* _EXERCISE TASK_
Give every line again exactly as it appears, please, but not the pictures.
[BEGIN]
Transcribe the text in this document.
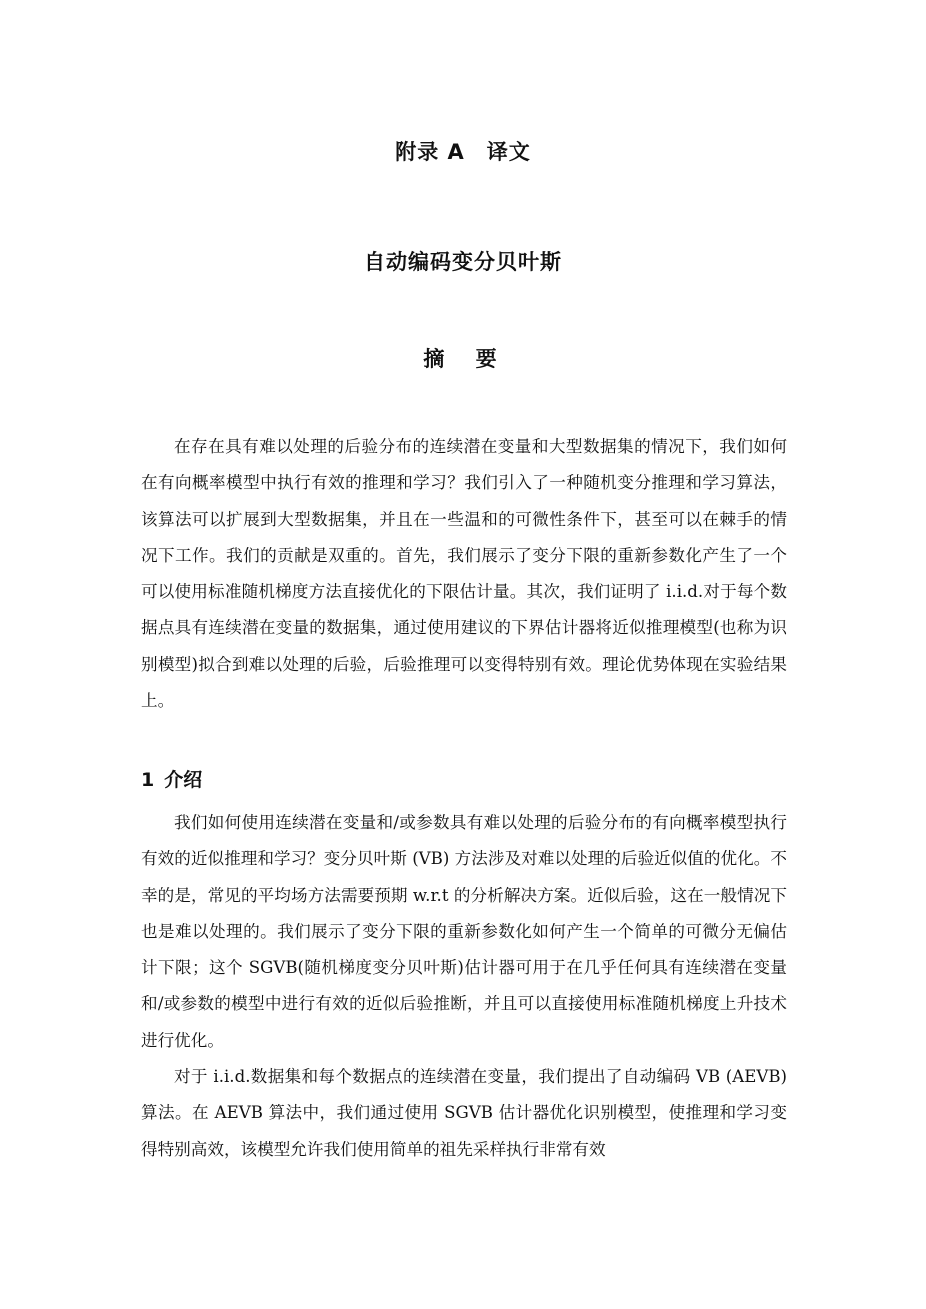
附录 A　译文
自动编码变分贝叶斯
摘 要

在存在具有难以处理的后验分布的连续潜在变量和大型数据集的情况下，我们如何在有向概率模型中执行有效的推理和学习？我们引入了一种随机变分推理和学习算法，该算法可以扩展到大型数据集，并且在一些温和的可微性条件下，甚至可以在棘手的情况下工作。我们的贡献是双重的。首先，我们展示了变分下限的重新参数化产生了一个可以使用标准随机梯度方法直接优化的下限估计量。其次，我们证明了 i.i.d.对于每个数据点具有连续潜在变量的数据集，通过使用建议的下界估计器将近似推理模型(也称为识别模型)拟合到难以处理的后验，后验推理可以变得特别有效。理论优势体现在实验结果上。

1 介绍

我们如何使用连续潜在变量和/或参数具有难以处理的后验分布的有向概率模型执行有效的近似推理和学习？变分贝叶斯 (VB) 方法涉及对难以处理的后验近似值的优化。不幸的是，常见的平均场方法需要预期 w.r.t 的分析解决方案。近似后验，这在一般情况下也是难以处理的。我们展示了变分下限的重新参数化如何产生一个简单的可微分无偏估计下限；这个 SGVB(随机梯度变分贝叶斯)估计器可用于在几乎任何具有连续潜在变量和/或参数的模型中进行有效的近似后验推断，并且可以直接使用标准随机梯度上升技术进行优化。

对于 i.i.d.数据集和每个数据点的连续潜在变量，我们提出了自动编码 VB (AEVB) 算法。在 AEVB 算法中，我们通过使用 SGVB 估计器优化识别模型，使推理和学习变得特别高效，该模型允许我们使用简单的祖先采样执行非常有效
[END]
* _RESULT FOR THIS EXERCISE_
Transcribe the text in this document.
附录 A　译文
自动编码变分贝叶斯
摘 要

在存在具有难以处理的后验分布的连续潜在变量和大型数据集的情况下，我们如何在有向概率模型中执行有效的推理和学习？我们引入了一种随机变分推理和学习算法，该算法可以扩展到大型数据集，并且在一些温和的可微性条件下，甚至可以在棘手的情况下工作。我们的贡献是双重的。首先，我们展示了变分下限的重新参数化产生了一个可以使用标准随机梯度方法直接优化的下限估计量。其次，我们证明了 i.i.d.对于每个数据点具有连续潜在变量的数据集，通过使用建议的下界估计器将近似推理模型(也称为识别模型)拟合到难以处理的后验，后验推理可以变得特别有效。理论优势体现在实验结果上。

1 介绍

我们如何使用连续潜在变量和/或参数具有难以处理的后验分布的有向概率模型执行有效的近似推理和学习？变分贝叶斯 (VB) 方法涉及对难以处理的后验近似值的优化。不幸的是，常见的平均场方法需要预期 w.r.t 的分析解决方案。近似后验，这在一般情况下也是难以处理的。我们展示了变分下限的重新参数化如何产生一个简单的可微分无偏估计下限；这个 SGVB(随机梯度变分贝叶斯)估计器可用于在几乎任何具有连续潜在变量和/或参数的模型中进行有效的近似后验推断，并且可以直接使用标准随机梯度上升技术进行优化。

对于 i.i.d.数据集和每个数据点的连续潜在变量，我们提出了自动编码 VB (AEVB) 算法。在 AEVB 算法中，我们通过使用 SGVB 估计器优化识别模型，使推理和学习变得特别高效，该模型允许我们使用简单的祖先采样执行非常有效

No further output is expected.